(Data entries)
%%

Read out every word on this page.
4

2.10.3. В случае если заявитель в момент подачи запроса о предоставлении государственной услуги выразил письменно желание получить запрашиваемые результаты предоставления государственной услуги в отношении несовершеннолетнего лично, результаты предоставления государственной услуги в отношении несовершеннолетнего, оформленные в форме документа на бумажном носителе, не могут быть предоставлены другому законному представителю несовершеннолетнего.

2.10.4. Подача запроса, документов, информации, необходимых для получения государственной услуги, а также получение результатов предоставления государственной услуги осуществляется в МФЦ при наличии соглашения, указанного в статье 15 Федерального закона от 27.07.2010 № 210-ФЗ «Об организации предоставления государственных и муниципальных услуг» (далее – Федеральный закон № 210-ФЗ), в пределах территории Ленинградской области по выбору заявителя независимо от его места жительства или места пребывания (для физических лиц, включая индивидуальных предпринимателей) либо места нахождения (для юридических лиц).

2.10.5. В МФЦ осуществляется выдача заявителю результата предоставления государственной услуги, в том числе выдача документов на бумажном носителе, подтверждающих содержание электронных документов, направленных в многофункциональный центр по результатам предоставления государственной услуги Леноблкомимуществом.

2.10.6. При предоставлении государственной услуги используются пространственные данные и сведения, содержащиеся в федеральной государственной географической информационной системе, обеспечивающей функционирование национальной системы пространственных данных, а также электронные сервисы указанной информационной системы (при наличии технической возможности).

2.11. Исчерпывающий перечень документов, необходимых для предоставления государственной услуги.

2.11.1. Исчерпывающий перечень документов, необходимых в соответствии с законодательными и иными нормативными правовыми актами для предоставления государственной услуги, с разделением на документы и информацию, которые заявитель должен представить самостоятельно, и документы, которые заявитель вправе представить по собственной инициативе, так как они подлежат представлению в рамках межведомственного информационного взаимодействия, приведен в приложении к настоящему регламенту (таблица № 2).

%%

List each line of the records that holds the string "Исчерпывающий".

2.11. Исчерпывающий перечень документов, необходимых для предоставления государственной услуги.
2.11.1. Исчерпывающий перечень документов, необходимых в соответствии с законодательными и иными нормативными правовыми актами для предоставления государственной услуги, с разделением на документы и информацию, которые заявитель должен представить самостоятельно, и документы, которые заявитель вправе представить по собственной инициативе, так как они подлежат представлению в рамках межведомственного информационного взаимодействия, приведен в приложении к настоящему регламенту (таблица № 2).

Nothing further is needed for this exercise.